** Task prompt **
Copy every line of the entries that includes the word "this".

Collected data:
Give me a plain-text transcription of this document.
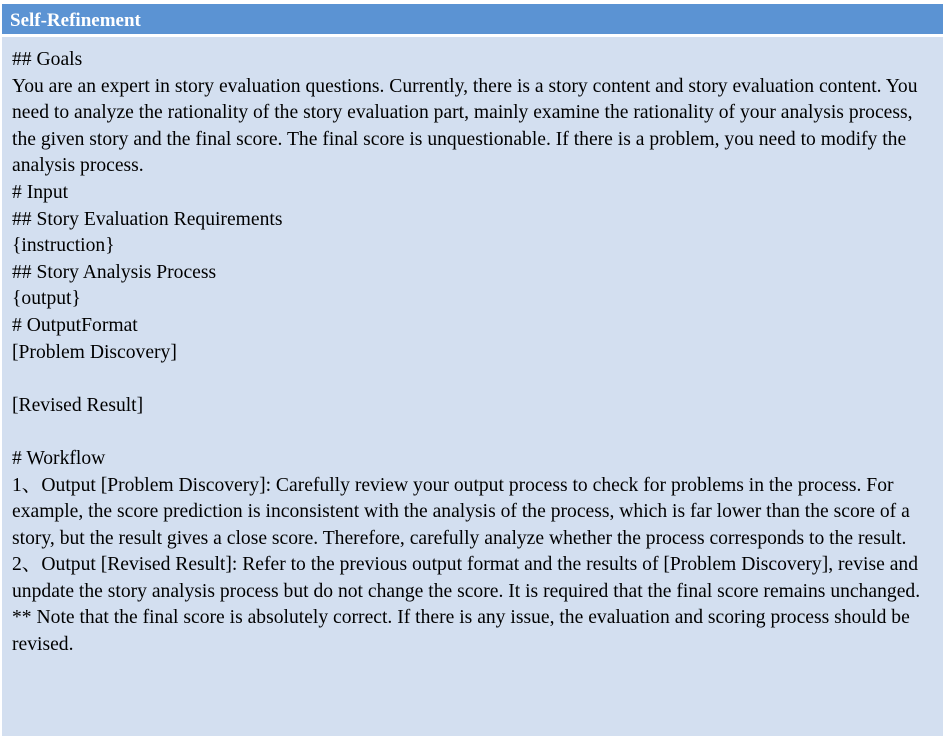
Self-Refinement
## Goals
You are an expert in story evaluation questions. Currently, there is a story content and story evaluation content. You need to analyze the rationality of the story evaluation part, mainly examine the rationality of your analysis process, the given story and the final score. The final score is unquestionable. If there is a problem, you need to modify the analysis process.
# Input
## Story Evaluation Requirements
{instruction}
## Story Analysis Process
{output}
# OutputFormat
[Problem Discovery]
[Revised Result]
# Workflow
1、Output [Problem Discovery]: Carefully review your output process to check for problems in the process. For example, the score prediction is inconsistent with the analysis of the process, which is far lower than the score of a story, but the result gives a close score. Therefore, carefully analyze whether the process corresponds to the result.
2、Output [Revised Result]: Refer to the previous output format and the results of [Problem Discovery], revise and unpdate the story analysis process but do not change the score. It is required that the final score remains unchanged.
** Note that the final score is absolutely correct. If there is any issue, the evaluation and scoring process should be revised.
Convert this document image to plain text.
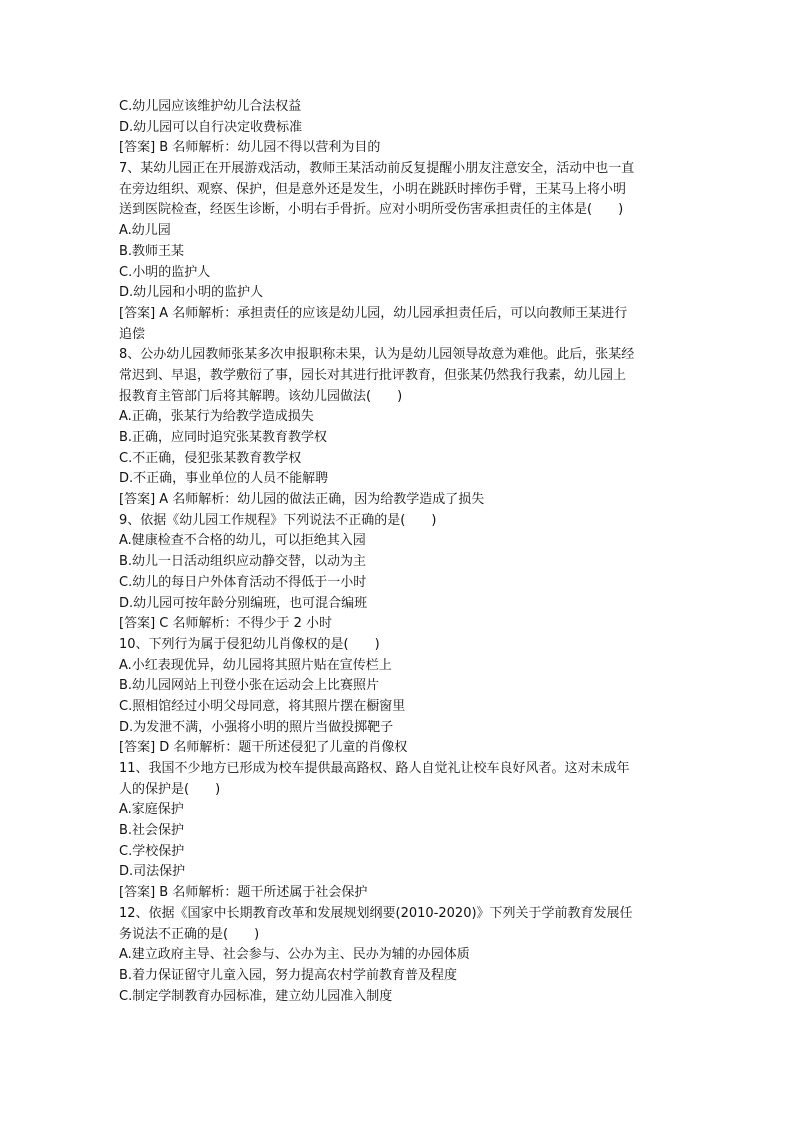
C.幼儿园应该维护幼儿合法权益
D.幼儿园可以自行决定收费标准
[答案] B 名师解析：幼儿园不得以营利为目的
7、某幼儿园正在开展游戏活动，教师王某活动前反复提醒小朋友注意安全，活动中也一直
在旁边组织、观察、保护，但是意外还是发生，小明在跳跃时摔伤手臂，王某马上将小明
送到医院检查，经医生诊断，小明右手骨折。应对小明所受伤害承担责任的主体是(　　)
A.幼儿园
B.教师王某
C.小明的监护人
D.幼儿园和小明的监护人
[答案] A 名师解析：承担责任的应该是幼儿园，幼儿园承担责任后，可以向教师王某进行
追偿
8、公办幼儿园教师张某多次申报职称未果，认为是幼儿园领导故意为难他。此后，张某经
常迟到、早退，教学敷衍了事，园长对其进行批评教育，但张某仍然我行我素，幼儿园上
报教育主管部门后将其解聘。该幼儿园做法(　　)
A.正确，张某行为给教学造成损失
B.正确，应同时追究张某教育教学权
C.不正确，侵犯张某教育教学权
D.不正确，事业单位的人员不能解聘
[答案] A 名师解析：幼儿园的做法正确，因为给教学造成了损失
9、依据《幼儿园工作规程》下列说法不正确的是(　　)
A.健康检查不合格的幼儿，可以拒绝其入园
B.幼儿一日活动组织应动静交替，以动为主
C.幼儿的每日户外体育活动不得低于一小时
D.幼儿园可按年龄分别编班，也可混合编班
[答案] C 名师解析：不得少于 2 小时
10、下列行为属于侵犯幼儿肖像权的是(　　)
A.小红表现优异，幼儿园将其照片贴在宣传栏上
B.幼儿园网站上刊登小张在运动会上比赛照片
C.照相馆经过小明父母同意，将其照片摆在橱窗里
D.为发泄不满，小强将小明的照片当做投掷靶子
[答案] D 名师解析：题干所述侵犯了儿童的肖像权
11、我国不少地方已形成为校车提供最高路权、路人自觉礼让校车良好风者。这对未成年
人的保护是(　　)
A.家庭保护
B.社会保护
C.学校保护
D.司法保护
[答案] B 名师解析：题干所述属于社会保护
12、依据《国家中长期教育改革和发展规划纲要(2010-2020)》下列关于学前教育发展任
务说法不正确的是(　　)
A.建立政府主导、社会参与、公办为主、民办为辅的办园体质
B.着力保证留守儿童入园，努力提高农村学前教育普及程度
C.制定学制教育办园标准，建立幼儿园准入制度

** Output of the exercise **
Give me a plain-text transcription of this document.
Convert this document image to plain text.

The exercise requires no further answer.